Problem ▸
Gather up the lines that contain "shipments".

Entries from a dataset ▸

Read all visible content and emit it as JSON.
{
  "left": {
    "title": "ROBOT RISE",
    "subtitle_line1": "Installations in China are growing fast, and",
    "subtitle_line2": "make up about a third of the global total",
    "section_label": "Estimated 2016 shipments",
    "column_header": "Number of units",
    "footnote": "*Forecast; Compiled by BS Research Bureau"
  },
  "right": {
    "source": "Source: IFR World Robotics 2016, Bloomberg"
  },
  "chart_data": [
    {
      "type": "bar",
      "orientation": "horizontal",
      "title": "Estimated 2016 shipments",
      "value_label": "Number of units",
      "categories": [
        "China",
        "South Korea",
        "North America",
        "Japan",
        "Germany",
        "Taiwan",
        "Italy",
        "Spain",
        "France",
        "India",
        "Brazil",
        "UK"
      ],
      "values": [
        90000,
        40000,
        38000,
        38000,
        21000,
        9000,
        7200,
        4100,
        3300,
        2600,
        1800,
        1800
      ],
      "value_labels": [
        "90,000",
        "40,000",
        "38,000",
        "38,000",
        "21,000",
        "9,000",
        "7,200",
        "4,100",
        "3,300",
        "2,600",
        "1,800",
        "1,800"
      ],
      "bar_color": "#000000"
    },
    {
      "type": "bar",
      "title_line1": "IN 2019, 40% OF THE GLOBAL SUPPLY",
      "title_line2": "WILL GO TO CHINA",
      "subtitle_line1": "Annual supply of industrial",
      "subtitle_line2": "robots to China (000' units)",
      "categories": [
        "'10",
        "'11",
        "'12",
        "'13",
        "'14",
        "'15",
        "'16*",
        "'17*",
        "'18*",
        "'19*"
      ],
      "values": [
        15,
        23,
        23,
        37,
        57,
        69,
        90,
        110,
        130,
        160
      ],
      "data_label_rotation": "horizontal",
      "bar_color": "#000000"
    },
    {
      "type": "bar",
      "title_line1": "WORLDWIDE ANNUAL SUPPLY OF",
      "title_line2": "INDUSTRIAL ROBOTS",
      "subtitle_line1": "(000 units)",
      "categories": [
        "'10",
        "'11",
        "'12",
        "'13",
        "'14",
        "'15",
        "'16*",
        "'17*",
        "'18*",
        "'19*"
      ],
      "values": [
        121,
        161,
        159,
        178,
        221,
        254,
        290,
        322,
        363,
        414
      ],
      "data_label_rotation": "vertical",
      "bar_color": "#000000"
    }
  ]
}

Output of the exercise ▸
    "section_label": "Estimated 2016 shipments",
      "title": "Estimated 2016 shipments",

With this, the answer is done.